Reproduce every line of the records below word for word, leaving out the pictures.

——

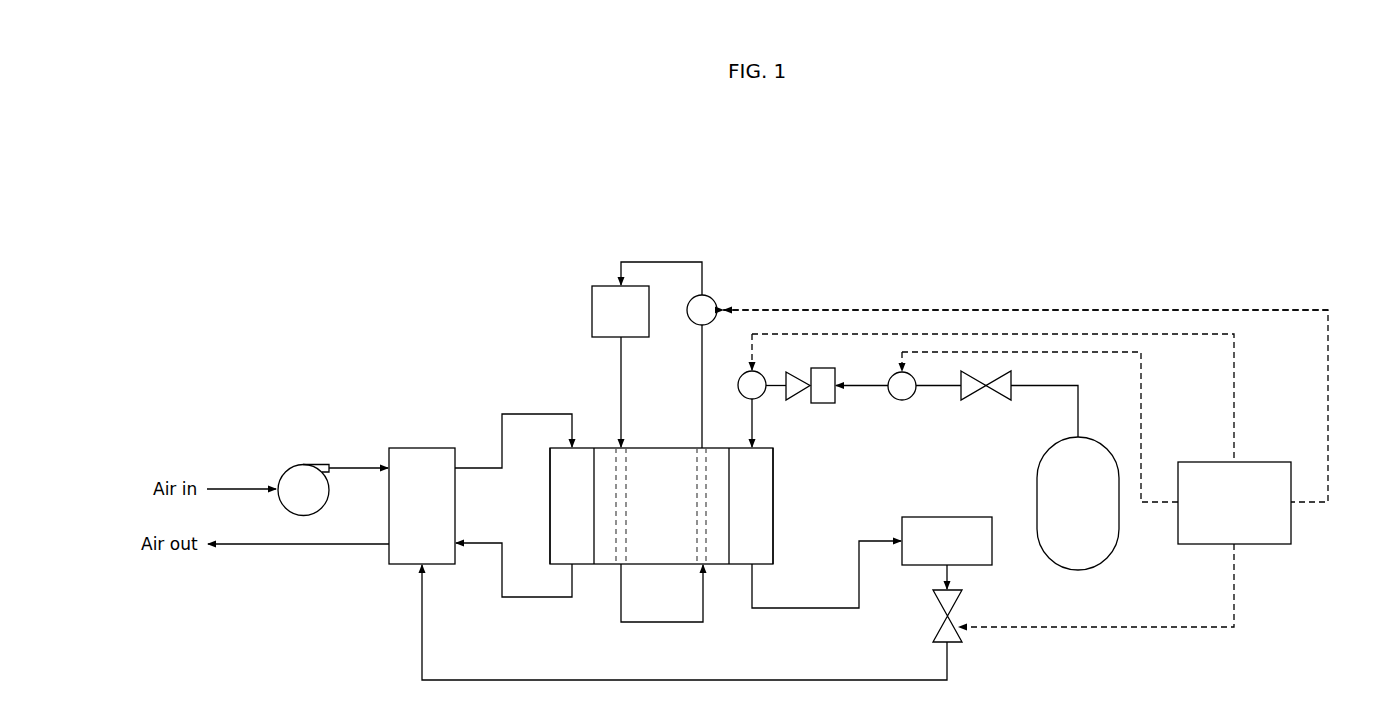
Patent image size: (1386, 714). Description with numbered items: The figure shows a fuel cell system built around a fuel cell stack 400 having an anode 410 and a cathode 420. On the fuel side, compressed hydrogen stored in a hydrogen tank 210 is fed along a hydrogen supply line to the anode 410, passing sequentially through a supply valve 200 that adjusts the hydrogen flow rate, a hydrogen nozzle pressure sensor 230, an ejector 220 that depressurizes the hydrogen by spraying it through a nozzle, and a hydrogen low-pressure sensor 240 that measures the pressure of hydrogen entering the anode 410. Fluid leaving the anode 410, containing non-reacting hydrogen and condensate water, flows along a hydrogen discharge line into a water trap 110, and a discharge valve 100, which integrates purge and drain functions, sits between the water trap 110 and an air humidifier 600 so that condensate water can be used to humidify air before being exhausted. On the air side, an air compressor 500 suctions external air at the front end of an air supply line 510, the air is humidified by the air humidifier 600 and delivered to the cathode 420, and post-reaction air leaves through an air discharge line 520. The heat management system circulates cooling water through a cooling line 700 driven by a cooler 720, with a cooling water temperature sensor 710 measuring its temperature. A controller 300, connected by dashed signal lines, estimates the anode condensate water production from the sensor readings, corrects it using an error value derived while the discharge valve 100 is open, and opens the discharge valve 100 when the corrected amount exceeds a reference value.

The discharge valve 100 is at (957, 600).
The water trap 110 is at (955, 516).
The supply valve 200 is at (997, 395).
The hydrogen tank 210 is at (1107, 560).
The ejector 220 is at (832, 405).
The hydrogen nozzle pressure sensor 230 is at (902, 402).
The hydrogen low-pressure sensor 240 is at (762, 400).
The controller 300 is at (1272, 547).
The fuel cell stack 400 is at (657, 440).
The anode 410 is at (773, 504).
The cathode 420 is at (549, 504).
The air compressor 500 is at (308, 463).
The air supply line 510 is at (536, 413).
The air discharge line 520 is at (537, 599).
The air humidifier 600 is at (432, 447).
The cooling line 700 is at (662, 625).
The cooling water temperature sensor 710 is at (715, 297).
The cooler 720 is at (598, 283).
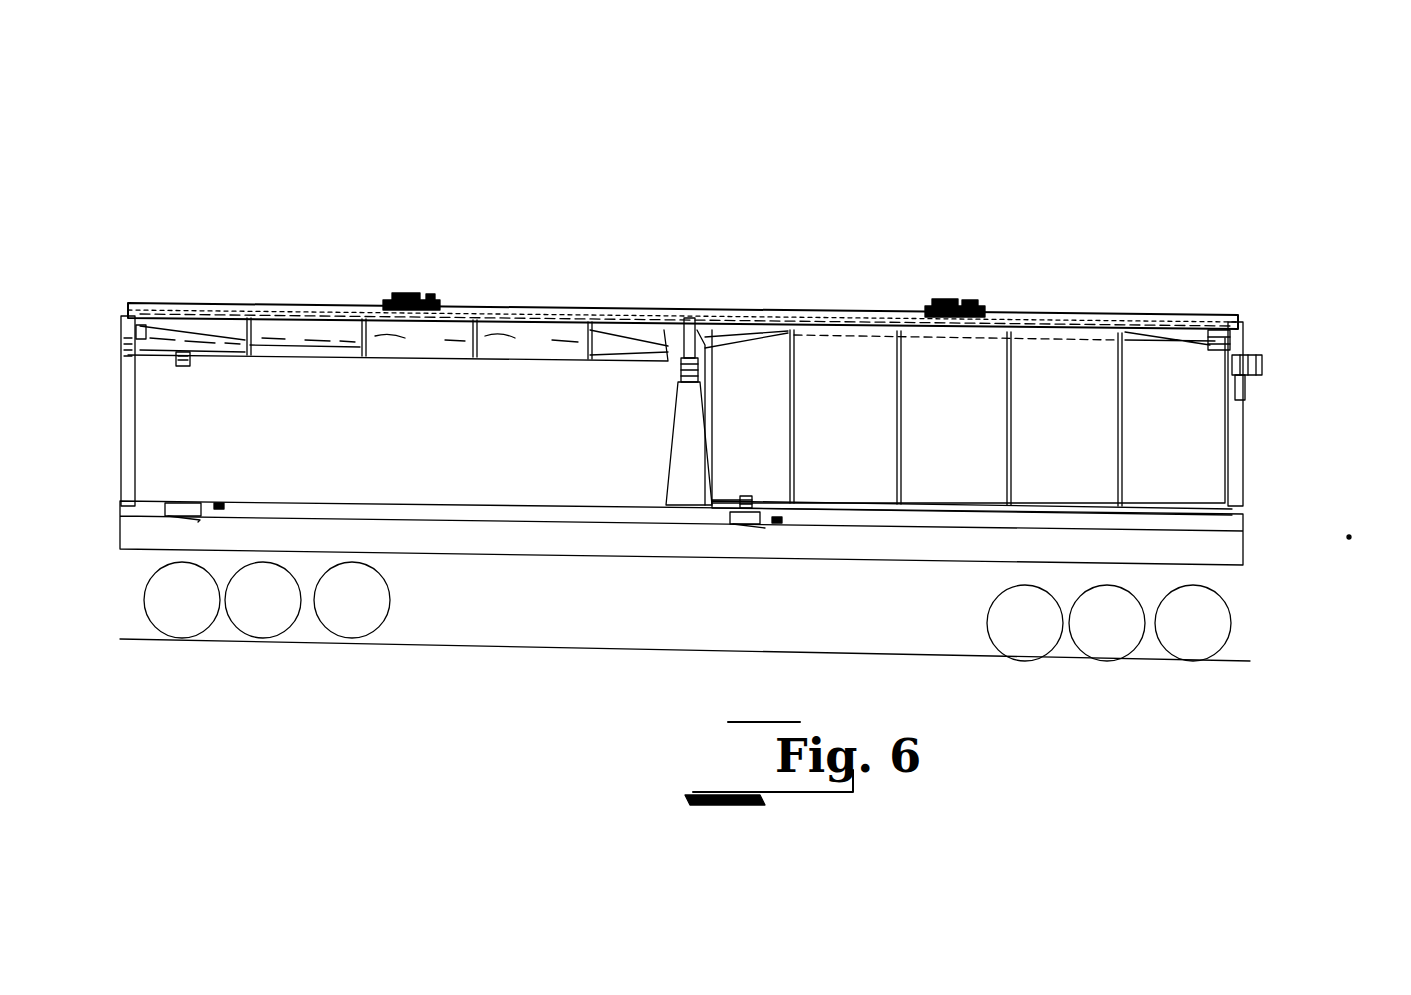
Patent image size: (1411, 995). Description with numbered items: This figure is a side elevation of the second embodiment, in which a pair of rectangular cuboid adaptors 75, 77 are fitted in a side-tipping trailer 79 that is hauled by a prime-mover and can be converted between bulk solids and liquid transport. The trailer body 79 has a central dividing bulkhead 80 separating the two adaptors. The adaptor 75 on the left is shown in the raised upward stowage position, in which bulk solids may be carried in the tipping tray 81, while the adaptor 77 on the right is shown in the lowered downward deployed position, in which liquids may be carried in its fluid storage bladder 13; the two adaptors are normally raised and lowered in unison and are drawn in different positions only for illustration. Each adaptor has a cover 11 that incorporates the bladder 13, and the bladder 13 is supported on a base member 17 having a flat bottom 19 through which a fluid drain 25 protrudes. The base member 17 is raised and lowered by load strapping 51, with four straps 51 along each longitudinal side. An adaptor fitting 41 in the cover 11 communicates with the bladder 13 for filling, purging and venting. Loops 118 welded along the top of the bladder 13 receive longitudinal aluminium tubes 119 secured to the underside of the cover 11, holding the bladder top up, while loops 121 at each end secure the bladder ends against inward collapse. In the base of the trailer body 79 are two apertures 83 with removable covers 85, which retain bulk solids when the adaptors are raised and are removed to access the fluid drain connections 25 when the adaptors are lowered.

The cover 11 is at (108, 300).
The fluid storage bladder 13 is at (1322, 437).
The base member 17 is at (275, 366).
The flat bottom 19 is at (312, 340).
The fluid drain 25 is at (178, 362).
The adaptor fitting 41 is at (422, 294).
The load strapping 51 is at (292, 330).
The adaptor 75 is at (445, 278).
The adaptor 77 is at (1040, 268).
The side-tipping trailer 79 is at (1362, 531).
The central dividing bulkhead 80 is at (680, 425).
The tipping tray 81 is at (398, 399).
The aperture 83 is at (222, 505).
The removable cover 85 is at (182, 503).
The loop 118 is at (670, 312).
The longitudinal aluminium tube 119 is at (765, 318).
The loop 121 is at (680, 357).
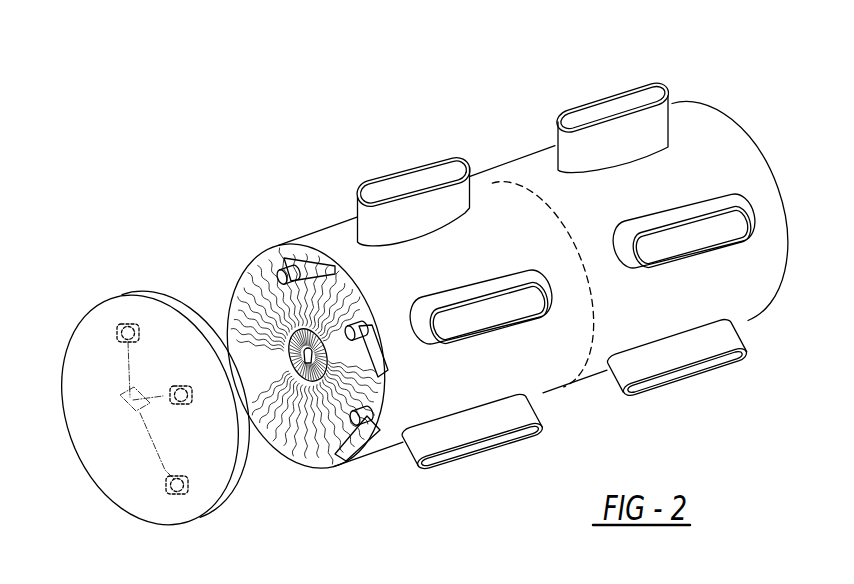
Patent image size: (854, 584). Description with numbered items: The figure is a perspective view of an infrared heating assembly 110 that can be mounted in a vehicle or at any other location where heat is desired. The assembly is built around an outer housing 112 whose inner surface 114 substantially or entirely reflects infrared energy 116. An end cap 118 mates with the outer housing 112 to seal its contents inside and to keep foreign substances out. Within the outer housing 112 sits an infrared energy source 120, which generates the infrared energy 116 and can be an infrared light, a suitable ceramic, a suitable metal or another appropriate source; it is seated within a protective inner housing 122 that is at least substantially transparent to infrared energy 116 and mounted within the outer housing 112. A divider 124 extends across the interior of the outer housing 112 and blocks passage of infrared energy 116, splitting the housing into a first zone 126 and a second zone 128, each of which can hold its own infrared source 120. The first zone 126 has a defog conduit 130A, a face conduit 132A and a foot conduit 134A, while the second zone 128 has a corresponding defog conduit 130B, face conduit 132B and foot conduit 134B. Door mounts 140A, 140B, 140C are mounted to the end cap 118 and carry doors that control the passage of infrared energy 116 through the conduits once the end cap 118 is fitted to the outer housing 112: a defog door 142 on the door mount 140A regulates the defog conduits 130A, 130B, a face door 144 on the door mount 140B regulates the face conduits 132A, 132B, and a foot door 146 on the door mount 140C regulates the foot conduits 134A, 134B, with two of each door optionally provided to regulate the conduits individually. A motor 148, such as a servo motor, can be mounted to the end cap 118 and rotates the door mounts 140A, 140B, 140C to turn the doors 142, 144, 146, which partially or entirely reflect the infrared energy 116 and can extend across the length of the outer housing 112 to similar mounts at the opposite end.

The infrared heating assembly 110 is at (178, 200).
The outer housing 112 is at (723, 130).
The inner surface 114 is at (327, 463).
The infrared energy 116 is at (263, 340).
The end cap 118 is at (180, 510).
The infrared energy source 120 is at (317, 377).
The protective inner housing 122 is at (295, 372).
The divider 124 is at (520, 177).
The first zone 126 is at (332, 238).
The second zone 128 is at (695, 110).
The defog conduit 130A is at (416, 181).
The defog conduit 130B is at (630, 103).
The face conduit 132A is at (472, 316).
The face conduit 132B is at (737, 220).
The foot conduit 134A is at (493, 443).
The foot conduit 134B is at (705, 368).
The door mount 140A is at (125, 333).
The door mount 140B is at (180, 392).
The door mount 140C is at (162, 487).
The defog door 142 is at (284, 258).
The face door 144 is at (387, 347).
The foot door 146 is at (380, 425).
The motor 148 is at (137, 417).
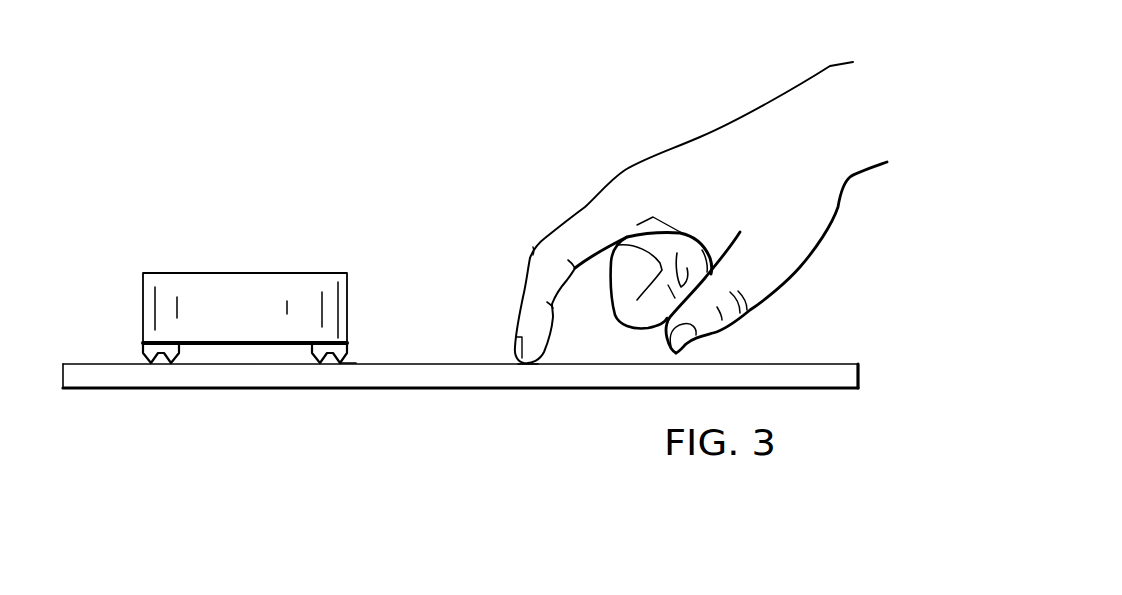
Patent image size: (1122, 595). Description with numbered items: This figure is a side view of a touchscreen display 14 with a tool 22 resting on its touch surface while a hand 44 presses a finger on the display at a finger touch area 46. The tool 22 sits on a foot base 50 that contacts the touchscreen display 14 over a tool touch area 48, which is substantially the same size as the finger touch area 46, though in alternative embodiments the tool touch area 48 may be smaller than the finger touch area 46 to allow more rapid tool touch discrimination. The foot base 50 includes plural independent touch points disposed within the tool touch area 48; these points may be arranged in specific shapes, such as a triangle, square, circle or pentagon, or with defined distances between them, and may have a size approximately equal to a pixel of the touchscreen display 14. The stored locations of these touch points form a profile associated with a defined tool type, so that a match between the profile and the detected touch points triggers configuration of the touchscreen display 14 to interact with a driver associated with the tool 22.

——

Answer to the problem:
Patent image size: (1386, 714). Description with numbered items: The figure shows a fuel cell system built around a fuel cell stack 400 having an anode 410 and a cathode 420. On the fuel side, compressed hydrogen stored in a hydrogen tank 210 is fed along a hydrogen supply line to the anode 410, passing sequentially through a supply valve 200 that adjusts the hydrogen flow rate, a hydrogen nozzle pressure sensor 230, an ejector 220 that depressurizes the hydrogen by spraying it through a nozzle, and a hydrogen low-pressure sensor 240 that measures the pressure of hydrogen entering the anode 410. Fluid leaving the anode 410, containing non-reacting hydrogen and condensate water, flows along a hydrogen discharge line into a water trap 110, and a discharge valve 100, which integrates purge and drain functions, sits between the water trap 110 and an air humidifier 600 so that condensate water can be used to humidify air before being exhausted. On the air side, an air compressor 500 suctions external air at the front end of an air supply line 510, the air is humidified by the air humidifier 600 and delivered to the cathode 420, and post-reaction air leaves through an air discharge line 520. The heat management system circulates cooling water through a cooling line 700 driven by a cooler 720, with a cooling water temperature sensor 710 measuring its temperature. A controller 300, connected by dashed signal lines, estimates the anode condensate water production from the sensor readings, corrects it using an error value derived while the discharge valve 100 is open, and opens the discharge valve 100 when the corrected amount exceeds a reference value.

The discharge valve 100 is at (957, 600).
The water trap 110 is at (955, 516).
The supply valve 200 is at (997, 395).
The hydrogen tank 210 is at (1107, 560).
The ejector 220 is at (832, 405).
The hydrogen nozzle pressure sensor 230 is at (902, 402).
The hydrogen low-pressure sensor 240 is at (762, 400).
The controller 300 is at (1272, 547).
The fuel cell stack 400 is at (657, 440).
The anode 410 is at (773, 504).
The cathode 420 is at (549, 504).
The air compressor 500 is at (308, 463).
The air supply line 510 is at (536, 413).
The air discharge line 520 is at (537, 599).
The air humidifier 600 is at (432, 447).
The cooling line 700 is at (662, 625).
The cooling water temperature sensor 710 is at (715, 297).
The cooler 720 is at (598, 283).
Patent image size: (1411, 995). Description with numbered items: This figure is a side elevation of the second embodiment, in which a pair of rectangular cuboid adaptors 75, 77 are fitted in a side-tipping trailer 79 that is hauled by a prime-mover and can be converted between bulk solids and liquid transport. The trailer body 79 has a central dividing bulkhead 80 separating the two adaptors. The adaptor 75 on the left is shown in the raised upward stowage position, in which bulk solids may be carried in the tipping tray 81, while the adaptor 77 on the right is shown in the lowered downward deployed position, in which liquids may be carried in its fluid storage bladder 13; the two adaptors are normally raised and lowered in unison and are drawn in different positions only for illustration. Each adaptor has a cover 11 that incorporates the bladder 13, and the bladder 13 is supported on a base member 17 having a flat bottom 19 through which a fluid drain 25 protrudes. The base member 17 is raised and lowered by load strapping 51, with four straps 51 along each longitudinal side. An adaptor fitting 41 in the cover 11 communicates with the bladder 13 for filling, purging and venting. Loops 118 welded along the top of the bladder 13 receive longitudinal aluminium tubes 119 secured to the underside of the cover 11, holding the bladder top up, while loops 121 at each end secure the bladder ends against inward collapse. In the base of the trailer body 79 are two apertures 83 with removable covers 85, which retain bulk solids when the adaptors are raised and are removed to access the fluid drain connections 25 when the adaptors are lowered.

The cover 11 is at (108, 300).
The fluid storage bladder 13 is at (1322, 437).
The base member 17 is at (275, 366).
The flat bottom 19 is at (312, 340).
The fluid drain 25 is at (178, 362).
The adaptor fitting 41 is at (422, 294).
The load strapping 51 is at (292, 330).
The adaptor 75 is at (445, 278).
The adaptor 77 is at (1040, 268).
The side-tipping trailer 79 is at (1362, 531).
The central dividing bulkhead 80 is at (680, 425).
The tipping tray 81 is at (398, 399).
The aperture 83 is at (222, 505).
The removable cover 85 is at (182, 503).
The loop 118 is at (670, 312).
The longitudinal aluminium tube 119 is at (765, 318).
The loop 121 is at (680, 357).
Patent image size: (854, 584). Description with numbered items: The figure is a perspective view of an infrared heating assembly 110 that can be mounted in a vehicle or at any other location where heat is desired. The assembly is built around an outer housing 112 whose inner surface 114 substantially or entirely reflects infrared energy 116. An end cap 118 mates with the outer housing 112 to seal its contents inside and to keep foreign substances out. Within the outer housing 112 sits an infrared energy source 120, which generates the infrared energy 116 and can be an infrared light, a suitable ceramic, a suitable metal or another appropriate source; it is seated within a protective inner housing 122 that is at least substantially transparent to infrared energy 116 and mounted within the outer housing 112. A divider 124 extends across the interior of the outer housing 112 and blocks passage of infrared energy 116, splitting the housing into a first zone 126 and a second zone 128, each of which can hold its own infrared source 120. The first zone 126 has a defog conduit 130A, a face conduit 132A and a foot conduit 134A, while the second zone 128 has a corresponding defog conduit 130B, face conduit 132B and foot conduit 134B. Door mounts 140A, 140B, 140C are mounted to the end cap 118 and carry doors that control the passage of infrared energy 116 through the conduits once the end cap 118 is fitted to the outer housing 112: a defog door 142 on the door mount 140A regulates the defog conduits 130A, 130B, a face door 144 on the door mount 140B regulates the face conduits 132A, 132B, and a foot door 146 on the door mount 140C regulates the foot conduits 134A, 134B, with two of each door optionally provided to regulate the conduits individually. A motor 148, such as a servo motor, can be mounted to the end cap 118 and rotates the door mounts 140A, 140B, 140C to turn the doors 142, 144, 146, which partially or entirely reflect the infrared energy 116 and can extend across the length of the outer housing 112 to similar mounts at the opposite end.

The infrared heating assembly 110 is at (178, 200).
The outer housing 112 is at (723, 130).
The inner surface 114 is at (327, 463).
The infrared energy 116 is at (263, 340).
The end cap 118 is at (180, 510).
The infrared energy source 120 is at (317, 377).
The protective inner housing 122 is at (295, 372).
The divider 124 is at (520, 177).
The first zone 126 is at (332, 238).
The second zone 128 is at (695, 110).
The defog conduit 130A is at (416, 181).
The defog conduit 130B is at (630, 103).
The face conduit 132A is at (472, 316).
The face conduit 132B is at (737, 220).
The foot conduit 134A is at (493, 443).
The foot conduit 134B is at (705, 368).
The door mount 140A is at (125, 333).
The door mount 140B is at (180, 392).
The door mount 140C is at (162, 487).
The defog door 142 is at (284, 258).
The face door 144 is at (387, 347).
The foot door 146 is at (380, 425).
The motor 148 is at (137, 417).
Patent image size: (1122, 595). Description with numbered items: This figure is a side view of a touchscreen display 14 with a tool 22 resting on its touch surface while a hand 44 presses a finger on the display at a finger touch area 46. The tool 22 sits on a foot base 50 that contacts the touchscreen display 14 over a tool touch area 48, which is substantially the same size as the finger touch area 46, though in alternative embodiments the tool touch area 48 may be smaller than the finger touch area 46 to allow more rapid tool touch discrimination. The foot base 50 includes plural independent touch points disposed within the tool touch area 48; these points may be arranged in specific shapes, such as a triangle, square, circle or pentagon, or with defined distances between them, and may have a size approximately equal to a pixel of the touchscreen display 14. The stored locations of these touch points form a profile associated with a defined tool type, so that a match between the profile and the detected touch points triggers configuration of the touchscreen display 14 to interact with a driver associated with the tool 22.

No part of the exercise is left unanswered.